Goal:
Pick out the lines below that include the string "circulation".

Supplied data:
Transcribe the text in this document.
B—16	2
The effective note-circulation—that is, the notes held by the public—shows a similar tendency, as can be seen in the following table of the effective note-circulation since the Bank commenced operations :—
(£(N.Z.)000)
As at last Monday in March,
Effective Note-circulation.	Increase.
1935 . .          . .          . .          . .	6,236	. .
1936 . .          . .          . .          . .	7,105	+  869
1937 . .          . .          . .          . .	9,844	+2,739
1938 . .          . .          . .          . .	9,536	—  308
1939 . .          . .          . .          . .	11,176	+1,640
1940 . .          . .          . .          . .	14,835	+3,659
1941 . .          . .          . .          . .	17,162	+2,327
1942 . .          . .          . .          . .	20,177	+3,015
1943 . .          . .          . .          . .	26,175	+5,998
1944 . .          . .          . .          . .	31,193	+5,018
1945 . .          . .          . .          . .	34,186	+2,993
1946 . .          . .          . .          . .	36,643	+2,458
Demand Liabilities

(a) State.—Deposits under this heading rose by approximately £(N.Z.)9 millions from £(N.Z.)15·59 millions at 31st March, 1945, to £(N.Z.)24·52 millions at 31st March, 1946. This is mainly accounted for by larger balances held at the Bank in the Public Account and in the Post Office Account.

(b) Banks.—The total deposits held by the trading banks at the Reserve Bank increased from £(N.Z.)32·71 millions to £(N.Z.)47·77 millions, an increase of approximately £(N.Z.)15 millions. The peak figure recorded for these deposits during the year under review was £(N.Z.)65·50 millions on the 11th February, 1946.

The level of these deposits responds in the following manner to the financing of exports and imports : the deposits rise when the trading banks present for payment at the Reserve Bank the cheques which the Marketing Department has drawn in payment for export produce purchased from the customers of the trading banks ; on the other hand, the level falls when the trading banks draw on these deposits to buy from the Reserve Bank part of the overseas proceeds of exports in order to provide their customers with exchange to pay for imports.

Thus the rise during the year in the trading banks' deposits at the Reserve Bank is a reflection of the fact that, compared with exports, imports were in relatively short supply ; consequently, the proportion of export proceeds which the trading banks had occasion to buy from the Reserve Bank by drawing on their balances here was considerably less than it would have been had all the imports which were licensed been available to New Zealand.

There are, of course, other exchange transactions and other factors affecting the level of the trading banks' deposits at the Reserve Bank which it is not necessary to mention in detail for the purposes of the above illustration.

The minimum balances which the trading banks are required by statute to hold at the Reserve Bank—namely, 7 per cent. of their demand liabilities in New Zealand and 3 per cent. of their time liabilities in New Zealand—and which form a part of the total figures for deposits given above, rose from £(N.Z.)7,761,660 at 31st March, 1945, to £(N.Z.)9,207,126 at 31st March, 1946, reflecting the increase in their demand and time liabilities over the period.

Task answer:
The effective note-circulation—that is, the notes held by the public—shows a similar tendency, as can be seen in the following table of the effective note-circulation since the Bank commenced operations :—
Effective Note-circulation.	Increase.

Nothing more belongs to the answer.